-- The exercise --
Write out the whole listing word for word.
>>>
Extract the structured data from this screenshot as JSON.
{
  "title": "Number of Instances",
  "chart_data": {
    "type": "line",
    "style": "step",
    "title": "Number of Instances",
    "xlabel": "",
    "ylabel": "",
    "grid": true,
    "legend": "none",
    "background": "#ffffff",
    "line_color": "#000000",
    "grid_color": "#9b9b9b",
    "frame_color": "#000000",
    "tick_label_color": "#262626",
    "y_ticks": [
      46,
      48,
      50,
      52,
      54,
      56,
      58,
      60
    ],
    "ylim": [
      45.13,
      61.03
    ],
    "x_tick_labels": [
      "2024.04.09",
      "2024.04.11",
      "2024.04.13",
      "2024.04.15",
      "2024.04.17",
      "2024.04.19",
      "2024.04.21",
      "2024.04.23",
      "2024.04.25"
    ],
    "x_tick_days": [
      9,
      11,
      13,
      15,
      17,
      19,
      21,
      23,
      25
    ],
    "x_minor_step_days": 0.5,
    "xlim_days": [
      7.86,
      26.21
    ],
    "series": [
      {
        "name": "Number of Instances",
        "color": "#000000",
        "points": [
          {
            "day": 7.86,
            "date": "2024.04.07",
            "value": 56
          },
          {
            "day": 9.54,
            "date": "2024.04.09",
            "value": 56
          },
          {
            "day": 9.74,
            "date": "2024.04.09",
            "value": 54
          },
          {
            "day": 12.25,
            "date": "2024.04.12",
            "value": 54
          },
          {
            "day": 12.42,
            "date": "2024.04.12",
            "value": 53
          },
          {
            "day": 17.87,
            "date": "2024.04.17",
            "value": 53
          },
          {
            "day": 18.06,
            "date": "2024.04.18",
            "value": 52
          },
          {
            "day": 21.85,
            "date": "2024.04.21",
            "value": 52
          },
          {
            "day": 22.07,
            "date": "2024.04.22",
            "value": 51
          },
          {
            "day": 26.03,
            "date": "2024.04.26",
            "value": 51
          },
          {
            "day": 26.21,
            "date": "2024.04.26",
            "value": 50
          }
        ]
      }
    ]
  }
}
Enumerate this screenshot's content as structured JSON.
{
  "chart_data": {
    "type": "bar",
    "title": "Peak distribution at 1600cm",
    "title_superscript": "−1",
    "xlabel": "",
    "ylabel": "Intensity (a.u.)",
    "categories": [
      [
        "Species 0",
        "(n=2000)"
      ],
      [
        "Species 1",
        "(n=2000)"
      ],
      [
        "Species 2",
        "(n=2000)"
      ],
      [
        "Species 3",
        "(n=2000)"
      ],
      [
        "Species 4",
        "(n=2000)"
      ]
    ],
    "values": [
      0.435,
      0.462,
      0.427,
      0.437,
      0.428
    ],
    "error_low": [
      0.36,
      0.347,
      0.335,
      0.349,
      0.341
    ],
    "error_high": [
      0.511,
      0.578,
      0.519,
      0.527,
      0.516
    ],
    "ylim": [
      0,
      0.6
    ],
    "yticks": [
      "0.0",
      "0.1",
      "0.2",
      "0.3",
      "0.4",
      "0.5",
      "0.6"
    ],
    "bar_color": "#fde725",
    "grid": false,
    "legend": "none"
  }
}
<<<
-- Task solution --
Extract the structured data from this screenshot as JSON.
{
  "title": "Number of Instances",
  "chart_data": {
    "type": "line",
    "style": "step",
    "title": "Number of Instances",
    "xlabel": "",
    "ylabel": "",
    "grid": true,
    "legend": "none",
    "background": "#ffffff",
    "line_color": "#000000",
    "grid_color": "#9b9b9b",
    "frame_color": "#000000",
    "tick_label_color": "#262626",
    "y_ticks": [
      46,
      48,
      50,
      52,
      54,
      56,
      58,
      60
    ],
    "ylim": [
      45.13,
      61.03
    ],
    "x_tick_labels": [
      "2024.04.09",
      "2024.04.11",
      "2024.04.13",
      "2024.04.15",
      "2024.04.17",
      "2024.04.19",
      "2024.04.21",
      "2024.04.23",
      "2024.04.25"
    ],
    "x_tick_days": [
      9,
      11,
      13,
      15,
      17,
      19,
      21,
      23,
      25
    ],
    "x_minor_step_days": 0.5,
    "xlim_days": [
      7.86,
      26.21
    ],
    "series": [
      {
        "name": "Number of Instances",
        "color": "#000000",
        "points": [
          {
            "day": 7.86,
            "date": "2024.04.07",
            "value": 56
          },
          {
            "day": 9.54,
            "date": "2024.04.09",
            "value": 56
          },
          {
            "day": 9.74,
            "date": "2024.04.09",
            "value": 54
          },
          {
            "day": 12.25,
            "date": "2024.04.12",
            "value": 54
          },
          {
            "day": 12.42,
            "date": "2024.04.12",
            "value": 53
          },
          {
            "day": 17.87,
            "date": "2024.04.17",
            "value": 53
          },
          {
            "day": 18.06,
            "date": "2024.04.18",
            "value": 52
          },
          {
            "day": 21.85,
            "date": "2024.04.21",
            "value": 52
          },
          {
            "day": 22.07,
            "date": "2024.04.22",
            "value": 51
          },
          {
            "day": 26.03,
            "date": "2024.04.26",
            "value": 51
          },
          {
            "day": 26.21,
            "date": "2024.04.26",
            "value": 50
          }
        ]
      }
    ]
  }
}
Enumerate this screenshot's content as structured JSON.
{
  "chart_data": {
    "type": "bar",
    "title": "Peak distribution at 1600cm",
    "title_superscript": "−1",
    "xlabel": "",
    "ylabel": "Intensity (a.u.)",
    "categories": [
      [
        "Species 0",
        "(n=2000)"
      ],
      [
        "Species 1",
        "(n=2000)"
      ],
      [
        "Species 2",
        "(n=2000)"
      ],
      [
        "Species 3",
        "(n=2000)"
      ],
      [
        "Species 4",
        "(n=2000)"
      ]
    ],
    "values": [
      0.435,
      0.462,
      0.427,
      0.437,
      0.428
    ],
    "error_low": [
      0.36,
      0.347,
      0.335,
      0.349,
      0.341
    ],
    "error_high": [
      0.511,
      0.578,
      0.519,
      0.527,
      0.516
    ],
    "ylim": [
      0,
      0.6
    ],
    "yticks": [
      "0.0",
      "0.1",
      "0.2",
      "0.3",
      "0.4",
      "0.5",
      "0.6"
    ],
    "bar_color": "#fde725",
    "grid": false,
    "legend": "none"
  }
}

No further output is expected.